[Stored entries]

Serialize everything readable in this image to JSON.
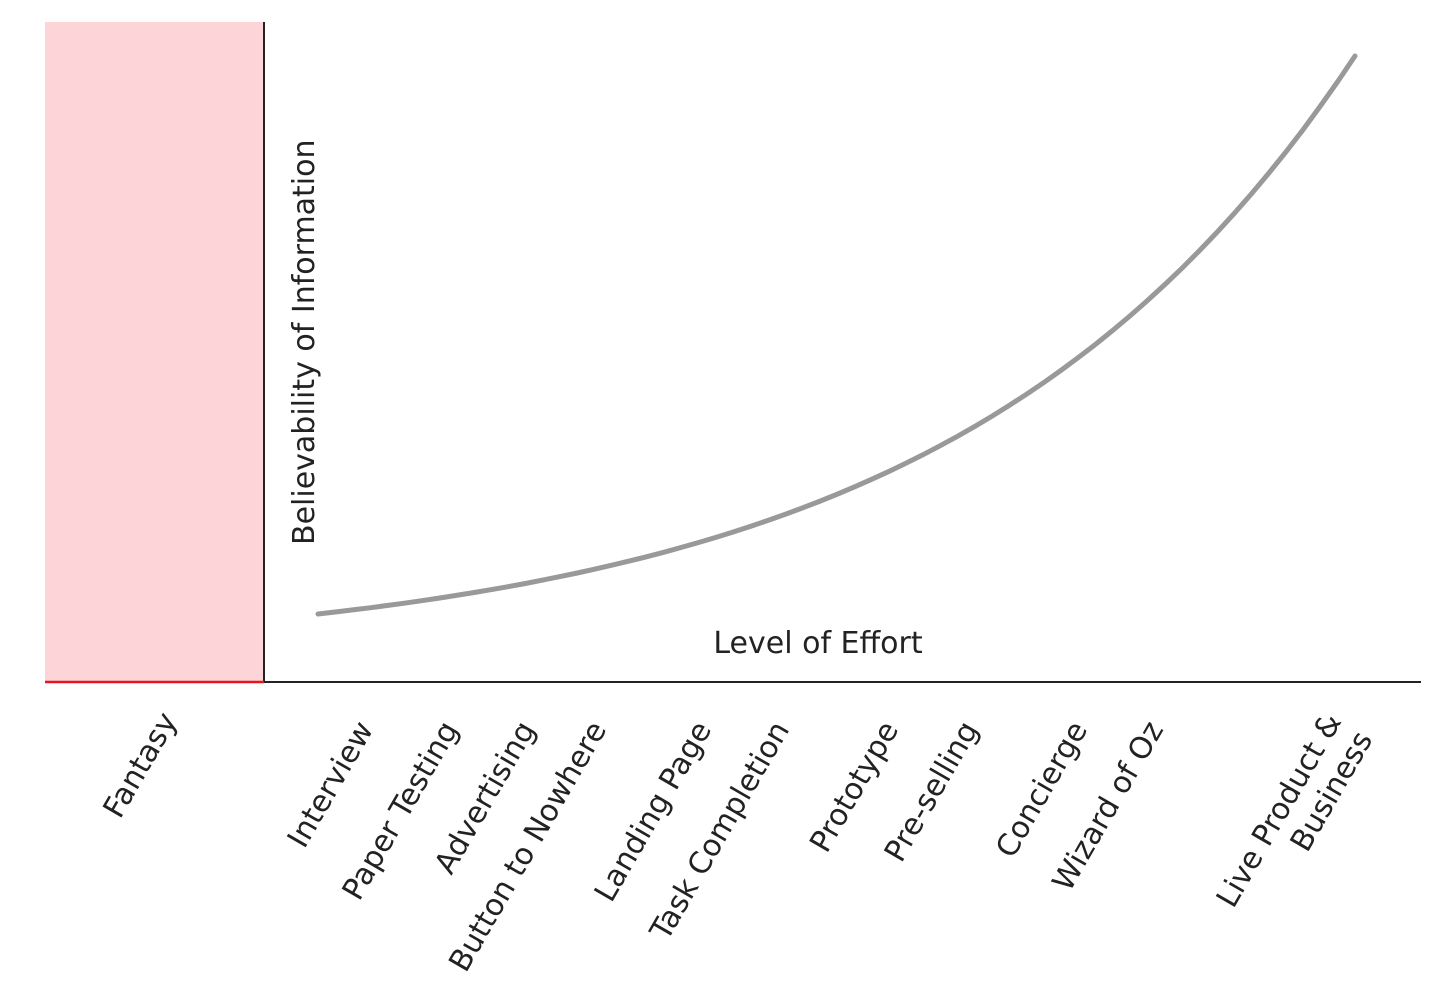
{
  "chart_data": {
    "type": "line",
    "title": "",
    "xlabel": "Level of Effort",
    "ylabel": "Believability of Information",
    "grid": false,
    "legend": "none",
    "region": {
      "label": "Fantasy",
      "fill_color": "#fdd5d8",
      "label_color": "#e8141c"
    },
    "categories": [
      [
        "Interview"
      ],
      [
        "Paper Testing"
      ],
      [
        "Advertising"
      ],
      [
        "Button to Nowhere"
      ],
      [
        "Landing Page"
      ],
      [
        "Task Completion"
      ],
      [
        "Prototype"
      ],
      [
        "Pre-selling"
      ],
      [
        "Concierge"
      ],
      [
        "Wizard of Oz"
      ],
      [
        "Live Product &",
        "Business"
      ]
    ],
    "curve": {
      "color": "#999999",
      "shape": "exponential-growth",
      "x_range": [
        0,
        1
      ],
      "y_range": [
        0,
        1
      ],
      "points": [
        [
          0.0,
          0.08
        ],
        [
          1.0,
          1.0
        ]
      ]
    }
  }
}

### The problem
Write every entry out again exactly, dropping the pictures.

### Finished task
Serialize everything readable in this image to JSON.
{
  "chart_data": {
    "type": "line",
    "title": "",
    "xlabel": "Level of Effort",
    "ylabel": "Believability of Information",
    "grid": false,
    "legend": "none",
    "region": {
      "label": "Fantasy",
      "fill_color": "#fdd5d8",
      "label_color": "#e8141c"
    },
    "categories": [
      [
        "Interview"
      ],
      [
        "Paper Testing"
      ],
      [
        "Advertising"
      ],
      [
        "Button to Nowhere"
      ],
      [
        "Landing Page"
      ],
      [
        "Task Completion"
      ],
      [
        "Prototype"
      ],
      [
        "Pre-selling"
      ],
      [
        "Concierge"
      ],
      [
        "Wizard of Oz"
      ],
      [
        "Live Product &",
        "Business"
      ]
    ],
    "curve": {
      "color": "#999999",
      "shape": "exponential-growth",
      "x_range": [
        0,
        1
      ],
      "y_range": [
        0,
        1
      ],
      "points": [
        [
          0.0,
          0.08
        ],
        [
          1.0,
          1.0
        ]
      ]
    }
  }
}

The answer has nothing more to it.